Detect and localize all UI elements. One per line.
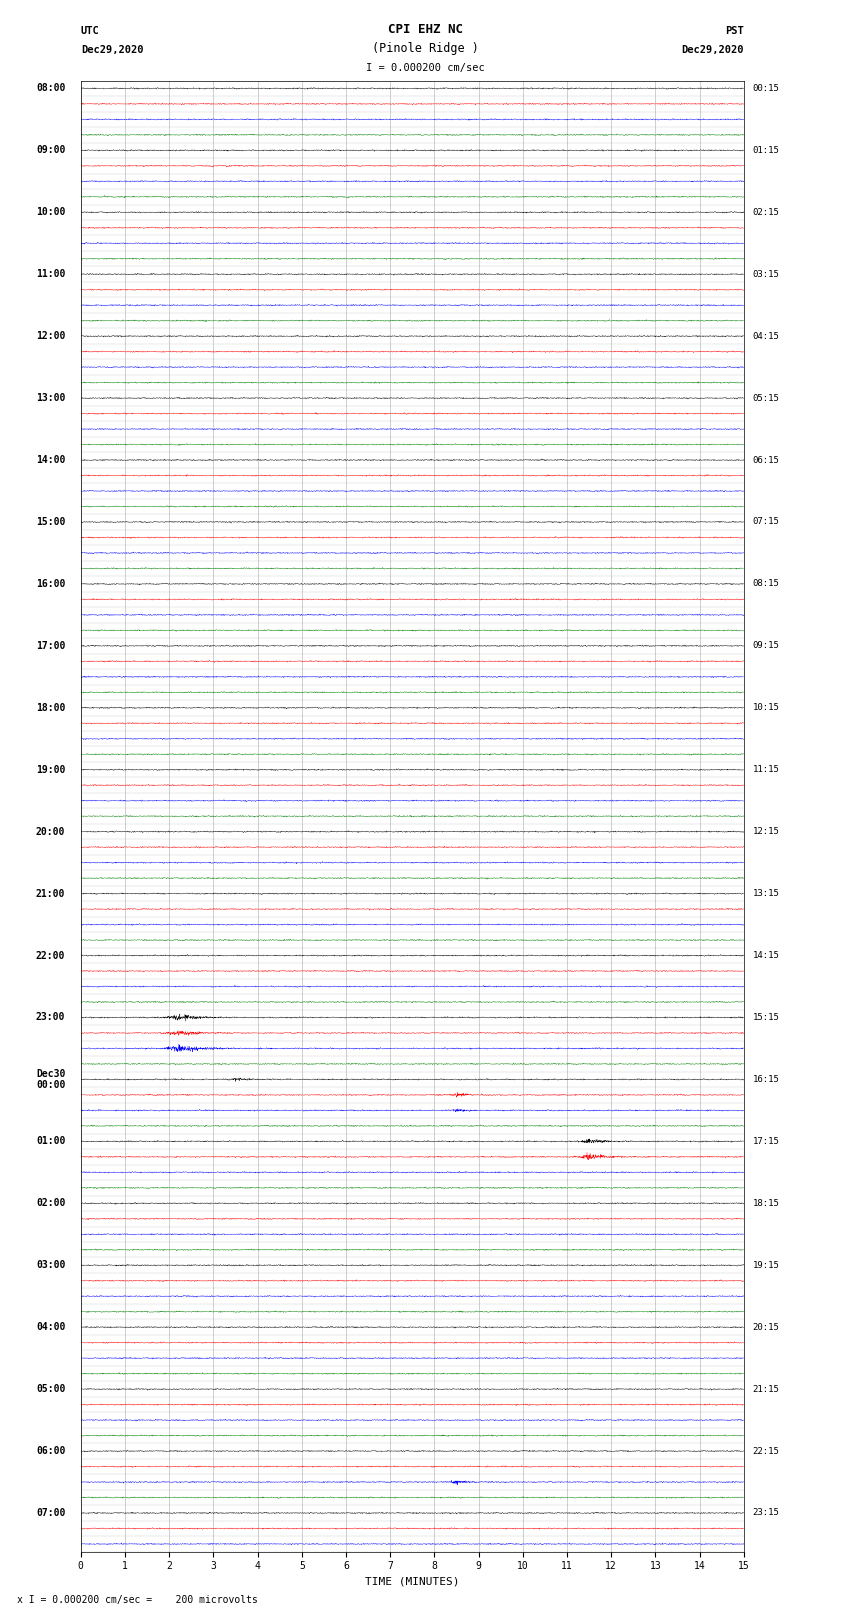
------------------------------------------------------------
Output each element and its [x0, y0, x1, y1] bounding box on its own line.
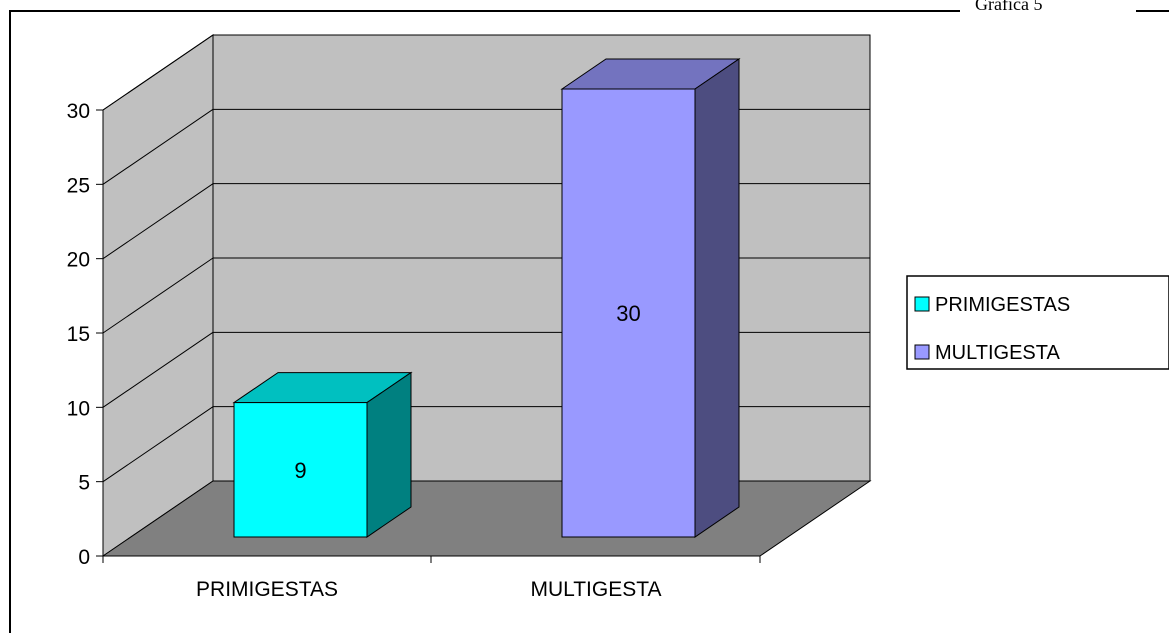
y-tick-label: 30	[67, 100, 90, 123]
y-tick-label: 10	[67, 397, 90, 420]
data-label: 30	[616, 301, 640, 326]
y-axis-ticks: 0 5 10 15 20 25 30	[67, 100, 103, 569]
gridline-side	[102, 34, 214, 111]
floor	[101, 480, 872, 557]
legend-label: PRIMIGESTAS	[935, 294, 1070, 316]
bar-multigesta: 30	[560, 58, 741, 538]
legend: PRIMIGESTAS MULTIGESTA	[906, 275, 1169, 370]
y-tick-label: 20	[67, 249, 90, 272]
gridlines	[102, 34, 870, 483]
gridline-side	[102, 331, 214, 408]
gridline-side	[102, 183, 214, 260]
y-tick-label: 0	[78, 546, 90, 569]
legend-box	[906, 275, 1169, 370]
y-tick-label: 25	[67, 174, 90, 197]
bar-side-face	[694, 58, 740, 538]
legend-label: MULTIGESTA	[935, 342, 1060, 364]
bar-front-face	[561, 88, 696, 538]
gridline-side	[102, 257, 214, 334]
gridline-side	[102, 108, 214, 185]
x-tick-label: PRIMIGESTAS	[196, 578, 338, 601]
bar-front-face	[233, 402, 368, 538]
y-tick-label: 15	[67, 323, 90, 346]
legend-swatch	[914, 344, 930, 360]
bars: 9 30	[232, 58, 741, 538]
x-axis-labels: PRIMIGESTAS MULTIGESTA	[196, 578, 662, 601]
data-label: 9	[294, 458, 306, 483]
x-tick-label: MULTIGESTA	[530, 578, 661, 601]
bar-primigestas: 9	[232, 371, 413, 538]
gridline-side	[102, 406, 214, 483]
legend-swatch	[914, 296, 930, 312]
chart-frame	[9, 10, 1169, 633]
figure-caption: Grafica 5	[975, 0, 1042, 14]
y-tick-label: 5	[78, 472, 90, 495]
------------------------------------------------------------
Write out the entries from the line containing "Output each element" through the line containing "88, 696, 538]", both included, copying each one exactly. Leave the pictures out of your answer.

Output each element and its [x0, y0, x1, y1] bounding box on its own line.
y-tick-label: 30	[67, 100, 90, 123]
y-tick-label: 10	[67, 397, 90, 420]
data-label: 30	[616, 301, 640, 326]
y-axis-ticks: 0 5 10 15 20 25 30	[67, 100, 103, 569]
gridline-side	[102, 34, 214, 111]
floor	[101, 480, 872, 557]
legend-label: PRIMIGESTAS	[935, 294, 1070, 316]
bar-multigesta: 30	[560, 58, 741, 538]
legend: PRIMIGESTAS MULTIGESTA	[906, 275, 1169, 370]
y-tick-label: 20	[67, 249, 90, 272]
gridlines	[102, 34, 870, 483]
gridline-side	[102, 331, 214, 408]
gridline-side	[102, 183, 214, 260]
y-tick-label: 0	[78, 546, 90, 569]
legend-box	[906, 275, 1169, 370]
y-tick-label: 25	[67, 174, 90, 197]
bar-side-face	[694, 58, 740, 538]
legend-label: MULTIGESTA	[935, 342, 1060, 364]
bar-front-face	[561, 88, 696, 538]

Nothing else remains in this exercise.